• [STATED PROBLEM] Every line of the data must be copied exactly.
** Start GIVEN RECORDS **
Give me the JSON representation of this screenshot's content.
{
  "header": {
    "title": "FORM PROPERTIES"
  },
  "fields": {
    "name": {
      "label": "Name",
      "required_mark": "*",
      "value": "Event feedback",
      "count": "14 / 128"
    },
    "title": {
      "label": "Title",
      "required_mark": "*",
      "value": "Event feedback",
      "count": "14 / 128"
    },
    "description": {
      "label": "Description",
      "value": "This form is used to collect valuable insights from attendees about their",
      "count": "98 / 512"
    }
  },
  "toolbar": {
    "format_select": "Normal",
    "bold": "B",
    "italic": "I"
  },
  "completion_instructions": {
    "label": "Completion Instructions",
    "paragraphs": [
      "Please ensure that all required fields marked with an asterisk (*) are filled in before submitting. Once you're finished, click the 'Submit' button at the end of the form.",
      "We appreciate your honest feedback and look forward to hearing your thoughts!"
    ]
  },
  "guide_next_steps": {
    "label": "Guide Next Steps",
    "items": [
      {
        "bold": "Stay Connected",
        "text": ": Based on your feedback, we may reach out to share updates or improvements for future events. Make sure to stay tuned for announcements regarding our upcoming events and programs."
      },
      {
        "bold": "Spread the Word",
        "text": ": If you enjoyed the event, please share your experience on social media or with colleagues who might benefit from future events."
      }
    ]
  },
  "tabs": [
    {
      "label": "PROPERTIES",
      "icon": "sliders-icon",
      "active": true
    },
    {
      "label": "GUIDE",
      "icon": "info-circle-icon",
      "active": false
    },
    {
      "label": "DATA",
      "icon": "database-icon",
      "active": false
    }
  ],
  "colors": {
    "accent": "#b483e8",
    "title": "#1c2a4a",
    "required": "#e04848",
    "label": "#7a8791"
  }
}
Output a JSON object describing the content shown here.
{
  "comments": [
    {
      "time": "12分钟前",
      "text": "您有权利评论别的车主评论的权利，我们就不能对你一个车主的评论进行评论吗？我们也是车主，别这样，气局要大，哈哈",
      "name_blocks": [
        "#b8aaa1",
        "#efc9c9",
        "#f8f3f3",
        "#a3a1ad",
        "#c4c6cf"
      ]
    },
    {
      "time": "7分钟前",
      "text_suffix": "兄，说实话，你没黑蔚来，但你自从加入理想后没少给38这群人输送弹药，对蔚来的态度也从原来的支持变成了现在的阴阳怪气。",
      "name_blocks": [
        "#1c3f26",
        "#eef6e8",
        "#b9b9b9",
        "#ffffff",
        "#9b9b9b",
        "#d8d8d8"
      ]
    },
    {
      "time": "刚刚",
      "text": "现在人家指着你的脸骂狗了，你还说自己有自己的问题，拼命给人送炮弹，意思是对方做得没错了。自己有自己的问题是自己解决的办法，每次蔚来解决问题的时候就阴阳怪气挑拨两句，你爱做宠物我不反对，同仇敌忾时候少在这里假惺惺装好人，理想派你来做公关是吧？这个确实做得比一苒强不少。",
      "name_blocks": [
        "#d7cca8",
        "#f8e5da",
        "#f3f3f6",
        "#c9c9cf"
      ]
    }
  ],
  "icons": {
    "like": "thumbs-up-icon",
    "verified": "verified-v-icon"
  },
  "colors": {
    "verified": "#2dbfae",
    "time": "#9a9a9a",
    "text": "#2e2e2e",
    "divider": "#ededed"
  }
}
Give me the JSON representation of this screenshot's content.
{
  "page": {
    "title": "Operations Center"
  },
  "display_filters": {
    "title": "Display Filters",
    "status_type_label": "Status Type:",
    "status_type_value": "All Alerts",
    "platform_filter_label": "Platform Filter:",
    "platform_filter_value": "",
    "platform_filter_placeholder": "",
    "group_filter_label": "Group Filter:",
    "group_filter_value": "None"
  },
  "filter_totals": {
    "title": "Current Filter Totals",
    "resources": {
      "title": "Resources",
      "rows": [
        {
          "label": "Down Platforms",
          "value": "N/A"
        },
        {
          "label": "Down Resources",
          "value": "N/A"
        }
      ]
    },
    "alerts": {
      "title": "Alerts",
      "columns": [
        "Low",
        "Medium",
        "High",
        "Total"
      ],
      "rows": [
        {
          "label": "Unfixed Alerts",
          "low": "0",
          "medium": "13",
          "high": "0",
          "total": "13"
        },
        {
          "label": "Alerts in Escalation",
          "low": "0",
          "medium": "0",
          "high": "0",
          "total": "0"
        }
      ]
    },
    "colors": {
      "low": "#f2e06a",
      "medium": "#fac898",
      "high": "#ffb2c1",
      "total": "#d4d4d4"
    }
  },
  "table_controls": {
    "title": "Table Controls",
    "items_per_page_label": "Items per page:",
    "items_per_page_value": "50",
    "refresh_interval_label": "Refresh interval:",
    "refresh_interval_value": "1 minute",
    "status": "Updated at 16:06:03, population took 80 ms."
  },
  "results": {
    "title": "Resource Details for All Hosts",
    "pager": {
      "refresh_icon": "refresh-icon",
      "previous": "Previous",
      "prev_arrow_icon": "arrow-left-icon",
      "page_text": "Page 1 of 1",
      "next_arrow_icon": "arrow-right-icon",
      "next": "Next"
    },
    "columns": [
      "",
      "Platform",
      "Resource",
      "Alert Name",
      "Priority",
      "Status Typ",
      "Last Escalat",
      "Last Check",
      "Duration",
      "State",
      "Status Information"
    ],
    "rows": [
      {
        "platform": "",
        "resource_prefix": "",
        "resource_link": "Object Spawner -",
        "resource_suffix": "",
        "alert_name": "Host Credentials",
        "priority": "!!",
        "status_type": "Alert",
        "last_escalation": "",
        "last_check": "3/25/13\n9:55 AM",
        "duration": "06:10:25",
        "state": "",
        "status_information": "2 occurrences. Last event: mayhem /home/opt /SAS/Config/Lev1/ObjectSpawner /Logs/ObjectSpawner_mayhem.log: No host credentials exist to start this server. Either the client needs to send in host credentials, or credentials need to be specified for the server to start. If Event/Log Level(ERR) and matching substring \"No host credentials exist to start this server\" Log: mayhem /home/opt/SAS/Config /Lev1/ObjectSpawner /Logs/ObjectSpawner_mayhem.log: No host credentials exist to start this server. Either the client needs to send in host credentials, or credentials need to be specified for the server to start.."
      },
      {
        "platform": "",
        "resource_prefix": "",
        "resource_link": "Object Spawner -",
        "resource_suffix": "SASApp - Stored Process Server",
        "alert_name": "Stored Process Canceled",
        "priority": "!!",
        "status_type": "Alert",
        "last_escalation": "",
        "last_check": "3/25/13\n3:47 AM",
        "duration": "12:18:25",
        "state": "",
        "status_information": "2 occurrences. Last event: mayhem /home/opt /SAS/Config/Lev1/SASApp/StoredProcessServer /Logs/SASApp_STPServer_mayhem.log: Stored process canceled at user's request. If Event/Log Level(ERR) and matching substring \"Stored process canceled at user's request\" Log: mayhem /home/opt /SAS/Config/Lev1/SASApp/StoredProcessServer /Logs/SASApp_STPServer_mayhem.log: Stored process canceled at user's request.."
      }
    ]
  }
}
** End GIVEN RECORDS **
• [SOLVED PROBLEM]
Give me the JSON representation of this screenshot's content.
{
  "header": {
    "title": "FORM PROPERTIES"
  },
  "fields": {
    "name": {
      "label": "Name",
      "required_mark": "*",
      "value": "Event feedback",
      "count": "14 / 128"
    },
    "title": {
      "label": "Title",
      "required_mark": "*",
      "value": "Event feedback",
      "count": "14 / 128"
    },
    "description": {
      "label": "Description",
      "value": "This form is used to collect valuable insights from attendees about their",
      "count": "98 / 512"
    }
  },
  "toolbar": {
    "format_select": "Normal",
    "bold": "B",
    "italic": "I"
  },
  "completion_instructions": {
    "label": "Completion Instructions",
    "paragraphs": [
      "Please ensure that all required fields marked with an asterisk (*) are filled in before submitting. Once you're finished, click the 'Submit' button at the end of the form.",
      "We appreciate your honest feedback and look forward to hearing your thoughts!"
    ]
  },
  "guide_next_steps": {
    "label": "Guide Next Steps",
    "items": [
      {
        "bold": "Stay Connected",
        "text": ": Based on your feedback, we may reach out to share updates or improvements for future events. Make sure to stay tuned for announcements regarding our upcoming events and programs."
      },
      {
        "bold": "Spread the Word",
        "text": ": If you enjoyed the event, please share your experience on social media or with colleagues who might benefit from future events."
      }
    ]
  },
  "tabs": [
    {
      "label": "PROPERTIES",
      "icon": "sliders-icon",
      "active": true
    },
    {
      "label": "GUIDE",
      "icon": "info-circle-icon",
      "active": false
    },
    {
      "label": "DATA",
      "icon": "database-icon",
      "active": false
    }
  ],
  "colors": {
    "accent": "#b483e8",
    "title": "#1c2a4a",
    "required": "#e04848",
    "label": "#7a8791"
  }
}
Output a JSON object describing the content shown here.
{
  "comments": [
    {
      "time": "12分钟前",
      "text": "您有权利评论别的车主评论的权利，我们就不能对你一个车主的评论进行评论吗？我们也是车主，别这样，气局要大，哈哈",
      "name_blocks": [
        "#b8aaa1",
        "#efc9c9",
        "#f8f3f3",
        "#a3a1ad",
        "#c4c6cf"
      ]
    },
    {
      "time": "7分钟前",
      "text_suffix": "兄，说实话，你没黑蔚来，但你自从加入理想后没少给38这群人输送弹药，对蔚来的态度也从原来的支持变成了现在的阴阳怪气。",
      "name_blocks": [
        "#1c3f26",
        "#eef6e8",
        "#b9b9b9",
        "#ffffff",
        "#9b9b9b",
        "#d8d8d8"
      ]
    },
    {
      "time": "刚刚",
      "text": "现在人家指着你的脸骂狗了，你还说自己有自己的问题，拼命给人送炮弹，意思是对方做得没错了。自己有自己的问题是自己解决的办法，每次蔚来解决问题的时候就阴阳怪气挑拨两句，你爱做宠物我不反对，同仇敌忾时候少在这里假惺惺装好人，理想派你来做公关是吧？这个确实做得比一苒强不少。",
      "name_blocks": [
        "#d7cca8",
        "#f8e5da",
        "#f3f3f6",
        "#c9c9cf"
      ]
    }
  ],
  "icons": {
    "like": "thumbs-up-icon",
    "verified": "verified-v-icon"
  },
  "colors": {
    "verified": "#2dbfae",
    "time": "#9a9a9a",
    "text": "#2e2e2e",
    "divider": "#ededed"
  }
}
Give me the JSON representation of this screenshot's content.
{
  "page": {
    "title": "Operations Center"
  },
  "display_filters": {
    "title": "Display Filters",
    "status_type_label": "Status Type:",
    "status_type_value": "All Alerts",
    "platform_filter_label": "Platform Filter:",
    "platform_filter_value": "",
    "platform_filter_placeholder": "",
    "group_filter_label": "Group Filter:",
    "group_filter_value": "None"
  },
  "filter_totals": {
    "title": "Current Filter Totals",
    "resources": {
      "title": "Resources",
      "rows": [
        {
          "label": "Down Platforms",
          "value": "N/A"
        },
        {
          "label": "Down Resources",
          "value": "N/A"
        }
      ]
    },
    "alerts": {
      "title": "Alerts",
      "columns": [
        "Low",
        "Medium",
        "High",
        "Total"
      ],
      "rows": [
        {
          "label": "Unfixed Alerts",
          "low": "0",
          "medium": "13",
          "high": "0",
          "total": "13"
        },
        {
          "label": "Alerts in Escalation",
          "low": "0",
          "medium": "0",
          "high": "0",
          "total": "0"
        }
      ]
    },
    "colors": {
      "low": "#f2e06a",
      "medium": "#fac898",
      "high": "#ffb2c1",
      "total": "#d4d4d4"
    }
  },
  "table_controls": {
    "title": "Table Controls",
    "items_per_page_label": "Items per page:",
    "items_per_page_value": "50",
    "refresh_interval_label": "Refresh interval:",
    "refresh_interval_value": "1 minute",
    "status": "Updated at 16:06:03, population took 80 ms."
  },
  "results": {
    "title": "Resource Details for All Hosts",
    "pager": {
      "refresh_icon": "refresh-icon",
      "previous": "Previous",
      "prev_arrow_icon": "arrow-left-icon",
      "page_text": "Page 1 of 1",
      "next_arrow_icon": "arrow-right-icon",
      "next": "Next"
    },
    "columns": [
      "",
      "Platform",
      "Resource",
      "Alert Name",
      "Priority",
      "Status Typ",
      "Last Escalat",
      "Last Check",
      "Duration",
      "State",
      "Status Information"
    ],
    "rows": [
      {
        "platform": "",
        "resource_prefix": "",
        "resource_link": "Object Spawner -",
        "resource_suffix": "",
        "alert_name": "Host Credentials",
        "priority": "!!",
        "status_type": "Alert",
        "last_escalation": "",
        "last_check": "3/25/13\n9:55 AM",
        "duration": "06:10:25",
        "state": "",
        "status_information": "2 occurrences. Last event: mayhem /home/opt /SAS/Config/Lev1/ObjectSpawner /Logs/ObjectSpawner_mayhem.log: No host credentials exist to start this server. Either the client needs to send in host credentials, or credentials need to be specified for the server to start. If Event/Log Level(ERR) and matching substring \"No host credentials exist to start this server\" Log: mayhem /home/opt/SAS/Config /Lev1/ObjectSpawner /Logs/ObjectSpawner_mayhem.log: No host credentials exist to start this server. Either the client needs to send in host credentials, or credentials need to be specified for the server to start.."
      },
      {
        "platform": "",
        "resource_prefix": "",
        "resource_link": "Object Spawner -",
        "resource_suffix": "SASApp - Stored Process Server",
        "alert_name": "Stored Process Canceled",
        "priority": "!!",
        "status_type": "Alert",
        "last_escalation": "",
        "last_check": "3/25/13\n3:47 AM",
        "duration": "12:18:25",
        "state": "",
        "status_information": "2 occurrences. Last event: mayhem /home/opt /SAS/Config/Lev1/SASApp/StoredProcessServer /Logs/SASApp_STPServer_mayhem.log: Stored process canceled at user's request. If Event/Log Level(ERR) and matching substring \"Stored process canceled at user's request\" Log: mayhem /home/opt /SAS/Config/Lev1/SASApp/StoredProcessServer /Logs/SASApp_STPServer_mayhem.log: Stored process canceled at user's request.."
      }
    ]
  }
}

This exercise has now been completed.